_The problem:_ Scan the lines below; pull out those with "content".

═════ Material

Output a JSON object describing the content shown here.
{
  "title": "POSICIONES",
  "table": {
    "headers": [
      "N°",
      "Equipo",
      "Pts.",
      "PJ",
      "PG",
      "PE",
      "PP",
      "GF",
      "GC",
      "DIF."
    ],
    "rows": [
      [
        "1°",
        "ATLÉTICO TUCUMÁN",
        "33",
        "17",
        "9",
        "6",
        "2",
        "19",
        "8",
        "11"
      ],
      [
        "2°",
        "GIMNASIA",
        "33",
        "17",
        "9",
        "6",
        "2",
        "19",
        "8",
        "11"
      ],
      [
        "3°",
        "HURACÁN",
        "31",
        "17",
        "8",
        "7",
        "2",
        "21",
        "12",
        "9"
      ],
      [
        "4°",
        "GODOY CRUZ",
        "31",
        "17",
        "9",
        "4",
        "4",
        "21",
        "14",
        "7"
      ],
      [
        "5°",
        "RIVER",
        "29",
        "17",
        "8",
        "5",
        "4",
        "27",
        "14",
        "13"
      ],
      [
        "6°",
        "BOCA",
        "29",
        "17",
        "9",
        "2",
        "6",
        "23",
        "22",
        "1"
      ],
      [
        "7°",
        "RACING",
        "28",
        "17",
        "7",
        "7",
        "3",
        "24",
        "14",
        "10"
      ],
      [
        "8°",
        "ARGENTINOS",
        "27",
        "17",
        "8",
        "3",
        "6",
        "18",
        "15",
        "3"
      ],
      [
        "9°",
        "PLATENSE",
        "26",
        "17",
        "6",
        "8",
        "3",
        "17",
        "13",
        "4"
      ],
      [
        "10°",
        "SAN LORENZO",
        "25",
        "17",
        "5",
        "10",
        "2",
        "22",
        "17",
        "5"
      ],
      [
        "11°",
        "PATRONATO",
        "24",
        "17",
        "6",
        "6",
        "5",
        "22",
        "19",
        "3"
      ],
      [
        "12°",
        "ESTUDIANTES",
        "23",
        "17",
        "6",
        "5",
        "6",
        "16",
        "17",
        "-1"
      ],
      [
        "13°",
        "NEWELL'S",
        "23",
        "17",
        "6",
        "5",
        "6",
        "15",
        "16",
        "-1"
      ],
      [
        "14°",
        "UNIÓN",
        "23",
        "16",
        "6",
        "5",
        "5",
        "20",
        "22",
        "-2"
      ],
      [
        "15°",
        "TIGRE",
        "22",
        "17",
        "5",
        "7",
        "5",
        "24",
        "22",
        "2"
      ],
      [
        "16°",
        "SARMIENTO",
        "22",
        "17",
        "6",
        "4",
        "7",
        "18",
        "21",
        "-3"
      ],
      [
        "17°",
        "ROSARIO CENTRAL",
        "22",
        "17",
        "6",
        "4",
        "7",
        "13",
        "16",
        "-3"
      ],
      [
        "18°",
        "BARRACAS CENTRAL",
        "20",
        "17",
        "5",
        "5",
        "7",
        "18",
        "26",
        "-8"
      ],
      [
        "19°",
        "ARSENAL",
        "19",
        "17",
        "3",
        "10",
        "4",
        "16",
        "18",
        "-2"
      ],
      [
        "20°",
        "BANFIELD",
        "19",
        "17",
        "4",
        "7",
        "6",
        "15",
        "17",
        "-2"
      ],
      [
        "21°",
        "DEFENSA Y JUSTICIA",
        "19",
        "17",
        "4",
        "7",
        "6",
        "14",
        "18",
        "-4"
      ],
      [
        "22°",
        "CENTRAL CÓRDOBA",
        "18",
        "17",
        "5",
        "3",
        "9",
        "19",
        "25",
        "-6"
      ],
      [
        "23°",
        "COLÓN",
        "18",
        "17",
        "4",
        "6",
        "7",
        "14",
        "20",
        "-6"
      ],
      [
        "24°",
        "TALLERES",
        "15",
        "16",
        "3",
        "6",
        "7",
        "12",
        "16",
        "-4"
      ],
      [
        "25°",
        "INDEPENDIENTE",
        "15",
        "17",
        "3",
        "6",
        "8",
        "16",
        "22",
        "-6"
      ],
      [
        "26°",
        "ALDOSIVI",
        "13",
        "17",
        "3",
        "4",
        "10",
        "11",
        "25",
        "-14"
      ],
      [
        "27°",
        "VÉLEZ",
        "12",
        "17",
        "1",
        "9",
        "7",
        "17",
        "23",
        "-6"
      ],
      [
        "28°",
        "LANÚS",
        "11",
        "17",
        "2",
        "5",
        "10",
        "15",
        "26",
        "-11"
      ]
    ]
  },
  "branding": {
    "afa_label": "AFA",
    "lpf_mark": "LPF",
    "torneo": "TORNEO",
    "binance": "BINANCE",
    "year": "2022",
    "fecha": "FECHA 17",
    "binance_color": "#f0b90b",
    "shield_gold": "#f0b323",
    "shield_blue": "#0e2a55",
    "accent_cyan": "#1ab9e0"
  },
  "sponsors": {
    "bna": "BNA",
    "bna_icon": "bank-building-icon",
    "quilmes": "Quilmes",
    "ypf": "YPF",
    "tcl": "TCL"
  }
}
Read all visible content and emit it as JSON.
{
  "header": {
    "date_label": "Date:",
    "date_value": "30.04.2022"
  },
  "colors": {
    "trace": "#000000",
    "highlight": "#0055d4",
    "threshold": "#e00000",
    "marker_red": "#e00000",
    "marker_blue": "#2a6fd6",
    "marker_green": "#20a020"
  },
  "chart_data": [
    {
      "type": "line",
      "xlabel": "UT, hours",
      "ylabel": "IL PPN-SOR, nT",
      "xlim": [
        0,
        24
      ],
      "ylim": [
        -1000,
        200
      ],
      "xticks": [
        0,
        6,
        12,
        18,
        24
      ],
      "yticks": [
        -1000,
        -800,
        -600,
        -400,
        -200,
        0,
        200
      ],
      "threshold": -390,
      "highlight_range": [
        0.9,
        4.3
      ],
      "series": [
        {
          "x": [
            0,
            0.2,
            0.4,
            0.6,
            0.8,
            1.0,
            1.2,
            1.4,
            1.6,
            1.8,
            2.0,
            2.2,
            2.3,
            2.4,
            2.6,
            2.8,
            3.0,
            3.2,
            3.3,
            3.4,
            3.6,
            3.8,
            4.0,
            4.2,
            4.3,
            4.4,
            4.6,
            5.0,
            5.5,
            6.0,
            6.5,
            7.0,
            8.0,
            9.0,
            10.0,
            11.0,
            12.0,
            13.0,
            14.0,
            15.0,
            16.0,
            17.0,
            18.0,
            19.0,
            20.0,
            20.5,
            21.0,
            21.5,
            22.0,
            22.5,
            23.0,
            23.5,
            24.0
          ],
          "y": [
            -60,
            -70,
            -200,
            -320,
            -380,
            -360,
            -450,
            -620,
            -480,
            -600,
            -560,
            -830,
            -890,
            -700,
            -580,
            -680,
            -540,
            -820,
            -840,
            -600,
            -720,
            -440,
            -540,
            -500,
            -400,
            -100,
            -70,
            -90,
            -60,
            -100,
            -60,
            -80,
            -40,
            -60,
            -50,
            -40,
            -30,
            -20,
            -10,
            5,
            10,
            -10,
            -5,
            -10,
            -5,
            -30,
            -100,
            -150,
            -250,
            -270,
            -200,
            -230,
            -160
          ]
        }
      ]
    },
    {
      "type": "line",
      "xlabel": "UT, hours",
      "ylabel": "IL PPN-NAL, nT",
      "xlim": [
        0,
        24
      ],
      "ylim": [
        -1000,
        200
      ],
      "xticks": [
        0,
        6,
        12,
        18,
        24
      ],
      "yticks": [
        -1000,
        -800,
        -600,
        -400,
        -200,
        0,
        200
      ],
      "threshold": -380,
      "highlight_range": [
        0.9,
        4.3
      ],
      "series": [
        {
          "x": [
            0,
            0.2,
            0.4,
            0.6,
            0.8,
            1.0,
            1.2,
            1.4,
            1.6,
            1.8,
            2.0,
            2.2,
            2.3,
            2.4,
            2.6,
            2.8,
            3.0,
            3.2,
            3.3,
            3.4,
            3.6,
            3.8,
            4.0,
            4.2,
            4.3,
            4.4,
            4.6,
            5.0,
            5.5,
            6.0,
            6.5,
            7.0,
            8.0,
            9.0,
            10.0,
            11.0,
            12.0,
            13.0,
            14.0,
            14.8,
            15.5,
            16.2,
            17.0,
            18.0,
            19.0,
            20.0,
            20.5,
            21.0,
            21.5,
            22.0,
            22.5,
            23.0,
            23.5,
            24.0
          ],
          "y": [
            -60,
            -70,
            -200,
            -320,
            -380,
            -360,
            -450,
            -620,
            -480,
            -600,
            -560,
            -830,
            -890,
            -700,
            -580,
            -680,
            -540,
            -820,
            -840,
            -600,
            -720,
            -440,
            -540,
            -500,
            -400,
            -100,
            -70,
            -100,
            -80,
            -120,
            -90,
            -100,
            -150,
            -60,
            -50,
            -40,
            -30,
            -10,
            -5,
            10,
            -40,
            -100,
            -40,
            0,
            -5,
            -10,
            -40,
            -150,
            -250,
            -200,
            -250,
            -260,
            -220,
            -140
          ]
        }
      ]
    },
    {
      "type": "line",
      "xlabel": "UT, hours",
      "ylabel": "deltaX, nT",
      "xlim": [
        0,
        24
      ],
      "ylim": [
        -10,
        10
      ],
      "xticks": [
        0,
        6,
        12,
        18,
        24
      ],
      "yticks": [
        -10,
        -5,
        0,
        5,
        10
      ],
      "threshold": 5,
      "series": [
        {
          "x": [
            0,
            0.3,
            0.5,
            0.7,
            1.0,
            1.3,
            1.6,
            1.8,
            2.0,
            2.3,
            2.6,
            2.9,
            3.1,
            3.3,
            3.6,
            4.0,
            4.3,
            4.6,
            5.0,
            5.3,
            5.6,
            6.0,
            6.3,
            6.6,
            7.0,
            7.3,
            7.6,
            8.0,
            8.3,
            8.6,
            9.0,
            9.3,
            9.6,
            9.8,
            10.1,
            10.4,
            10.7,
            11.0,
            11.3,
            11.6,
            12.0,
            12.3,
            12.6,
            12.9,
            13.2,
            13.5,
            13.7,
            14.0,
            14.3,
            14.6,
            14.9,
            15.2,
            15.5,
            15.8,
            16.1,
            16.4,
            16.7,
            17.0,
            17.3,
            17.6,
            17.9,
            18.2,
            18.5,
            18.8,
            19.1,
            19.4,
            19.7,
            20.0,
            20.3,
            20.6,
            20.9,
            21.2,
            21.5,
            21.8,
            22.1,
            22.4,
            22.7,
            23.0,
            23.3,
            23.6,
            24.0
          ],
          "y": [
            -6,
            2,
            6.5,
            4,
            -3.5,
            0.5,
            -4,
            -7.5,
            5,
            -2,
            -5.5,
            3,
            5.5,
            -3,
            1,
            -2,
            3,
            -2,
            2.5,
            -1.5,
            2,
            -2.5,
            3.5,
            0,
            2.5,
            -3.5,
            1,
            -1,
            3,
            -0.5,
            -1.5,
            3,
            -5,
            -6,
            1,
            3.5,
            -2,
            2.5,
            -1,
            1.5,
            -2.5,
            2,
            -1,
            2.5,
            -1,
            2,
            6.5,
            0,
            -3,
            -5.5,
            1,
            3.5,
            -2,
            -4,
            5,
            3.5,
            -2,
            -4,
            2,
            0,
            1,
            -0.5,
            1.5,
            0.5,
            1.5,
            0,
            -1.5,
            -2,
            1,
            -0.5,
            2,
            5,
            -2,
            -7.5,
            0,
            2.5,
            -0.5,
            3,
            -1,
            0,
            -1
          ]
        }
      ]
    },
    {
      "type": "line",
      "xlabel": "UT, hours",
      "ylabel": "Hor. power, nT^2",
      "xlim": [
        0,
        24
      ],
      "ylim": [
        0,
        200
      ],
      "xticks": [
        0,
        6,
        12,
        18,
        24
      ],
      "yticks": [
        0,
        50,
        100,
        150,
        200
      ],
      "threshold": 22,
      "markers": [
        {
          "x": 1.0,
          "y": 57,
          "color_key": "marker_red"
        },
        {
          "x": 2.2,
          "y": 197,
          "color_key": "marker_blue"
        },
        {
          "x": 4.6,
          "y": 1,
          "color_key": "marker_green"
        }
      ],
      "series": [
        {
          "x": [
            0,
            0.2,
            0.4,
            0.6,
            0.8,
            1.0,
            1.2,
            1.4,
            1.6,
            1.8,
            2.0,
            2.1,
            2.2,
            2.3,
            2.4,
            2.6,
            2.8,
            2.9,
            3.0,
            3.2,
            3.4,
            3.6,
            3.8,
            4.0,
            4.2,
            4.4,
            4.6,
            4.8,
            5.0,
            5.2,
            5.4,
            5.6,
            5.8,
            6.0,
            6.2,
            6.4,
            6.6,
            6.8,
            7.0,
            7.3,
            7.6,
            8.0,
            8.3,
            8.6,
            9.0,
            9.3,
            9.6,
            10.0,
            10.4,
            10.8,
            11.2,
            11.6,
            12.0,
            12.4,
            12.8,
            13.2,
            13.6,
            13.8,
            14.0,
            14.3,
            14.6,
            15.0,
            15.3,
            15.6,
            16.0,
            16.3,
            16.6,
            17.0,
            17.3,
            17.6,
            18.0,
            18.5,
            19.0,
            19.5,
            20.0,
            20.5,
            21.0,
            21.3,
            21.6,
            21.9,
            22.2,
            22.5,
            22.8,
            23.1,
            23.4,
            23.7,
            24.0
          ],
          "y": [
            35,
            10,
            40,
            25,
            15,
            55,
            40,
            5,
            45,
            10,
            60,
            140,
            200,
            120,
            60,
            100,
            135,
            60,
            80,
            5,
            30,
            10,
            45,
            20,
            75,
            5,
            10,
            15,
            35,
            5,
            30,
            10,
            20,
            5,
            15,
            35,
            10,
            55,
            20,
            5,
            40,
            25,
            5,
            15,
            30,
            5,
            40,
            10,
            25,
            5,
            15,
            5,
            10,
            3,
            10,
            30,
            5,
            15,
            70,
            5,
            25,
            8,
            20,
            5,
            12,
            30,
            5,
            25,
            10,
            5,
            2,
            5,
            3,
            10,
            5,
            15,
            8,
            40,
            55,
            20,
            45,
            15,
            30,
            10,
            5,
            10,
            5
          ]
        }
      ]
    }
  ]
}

══════════

_Final result:_
Output a JSON object describing the content shown here.
Read all visible content and emit it as JSON.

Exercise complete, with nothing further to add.